Materials provided:
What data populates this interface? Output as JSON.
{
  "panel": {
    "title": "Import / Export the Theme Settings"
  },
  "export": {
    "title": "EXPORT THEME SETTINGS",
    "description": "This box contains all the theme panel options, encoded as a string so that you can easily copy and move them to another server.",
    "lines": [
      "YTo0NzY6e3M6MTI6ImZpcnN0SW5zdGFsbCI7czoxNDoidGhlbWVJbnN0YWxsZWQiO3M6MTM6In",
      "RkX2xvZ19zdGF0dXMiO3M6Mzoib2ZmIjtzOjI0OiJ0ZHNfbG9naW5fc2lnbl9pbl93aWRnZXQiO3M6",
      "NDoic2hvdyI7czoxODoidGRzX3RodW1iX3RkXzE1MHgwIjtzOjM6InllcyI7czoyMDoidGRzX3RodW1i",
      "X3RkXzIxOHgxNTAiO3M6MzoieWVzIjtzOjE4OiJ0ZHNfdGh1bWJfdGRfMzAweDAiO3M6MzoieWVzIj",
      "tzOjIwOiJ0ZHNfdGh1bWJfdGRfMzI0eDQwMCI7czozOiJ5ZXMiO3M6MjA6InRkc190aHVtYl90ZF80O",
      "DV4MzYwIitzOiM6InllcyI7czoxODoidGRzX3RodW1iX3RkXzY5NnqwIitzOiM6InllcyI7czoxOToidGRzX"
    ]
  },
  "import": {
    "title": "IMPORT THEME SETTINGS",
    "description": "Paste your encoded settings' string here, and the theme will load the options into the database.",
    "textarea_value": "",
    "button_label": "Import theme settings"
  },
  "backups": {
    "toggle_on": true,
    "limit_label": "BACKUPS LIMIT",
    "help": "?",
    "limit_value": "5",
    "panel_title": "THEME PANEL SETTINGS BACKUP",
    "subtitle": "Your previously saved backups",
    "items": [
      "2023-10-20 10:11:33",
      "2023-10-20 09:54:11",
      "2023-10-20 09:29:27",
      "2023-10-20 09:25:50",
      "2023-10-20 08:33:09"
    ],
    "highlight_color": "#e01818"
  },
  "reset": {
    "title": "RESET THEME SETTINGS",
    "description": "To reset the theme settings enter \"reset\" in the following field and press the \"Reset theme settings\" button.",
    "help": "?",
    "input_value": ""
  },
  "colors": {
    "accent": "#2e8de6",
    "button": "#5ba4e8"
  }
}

The problem: Every entry should be output exactly as written, please.

Solution for this exercise:
What data populates this interface? Output as JSON.
{
  "panel": {
    "title": "Import / Export the Theme Settings"
  },
  "export": {
    "title": "EXPORT THEME SETTINGS",
    "description": "This box contains all the theme panel options, encoded as a string so that you can easily copy and move them to another server.",
    "lines": [
      "YTo0NzY6e3M6MTI6ImZpcnN0SW5zdGFsbCI7czoxNDoidGhlbWVJbnN0YWxsZWQiO3M6MTM6In",
      "RkX2xvZ19zdGF0dXMiO3M6Mzoib2ZmIjtzOjI0OiJ0ZHNfbG9naW5fc2lnbl9pbl93aWRnZXQiO3M6",
      "NDoic2hvdyI7czoxODoidGRzX3RodW1iX3RkXzE1MHgwIjtzOjM6InllcyI7czoyMDoidGRzX3RodW1i",
      "X3RkXzIxOHgxNTAiO3M6MzoieWVzIjtzOjE4OiJ0ZHNfdGh1bWJfdGRfMzAweDAiO3M6MzoieWVzIj",
      "tzOjIwOiJ0ZHNfdGh1bWJfdGRfMzI0eDQwMCI7czozOiJ5ZXMiO3M6MjA6InRkc190aHVtYl90ZF80O",
      "DV4MzYwIitzOiM6InllcyI7czoxODoidGRzX3RodW1iX3RkXzY5NnqwIitzOiM6InllcyI7czoxOToidGRzX"
    ]
  },
  "import": {
    "title": "IMPORT THEME SETTINGS",
    "description": "Paste your encoded settings' string here, and the theme will load the options into the database.",
    "textarea_value": "",
    "button_label": "Import theme settings"
  },
  "backups": {
    "toggle_on": true,
    "limit_label": "BACKUPS LIMIT",
    "help": "?",
    "limit_value": "5",
    "panel_title": "THEME PANEL SETTINGS BACKUP",
    "subtitle": "Your previously saved backups",
    "items": [
      "2023-10-20 10:11:33",
      "2023-10-20 09:54:11",
      "2023-10-20 09:29:27",
      "2023-10-20 09:25:50",
      "2023-10-20 08:33:09"
    ],
    "highlight_color": "#e01818"
  },
  "reset": {
    "title": "RESET THEME SETTINGS",
    "description": "To reset the theme settings enter \"reset\" in the following field and press the \"Reset theme settings\" button.",
    "help": "?",
    "input_value": ""
  },
  "colors": {
    "accent": "#2e8de6",
    "button": "#5ba4e8"
  }
}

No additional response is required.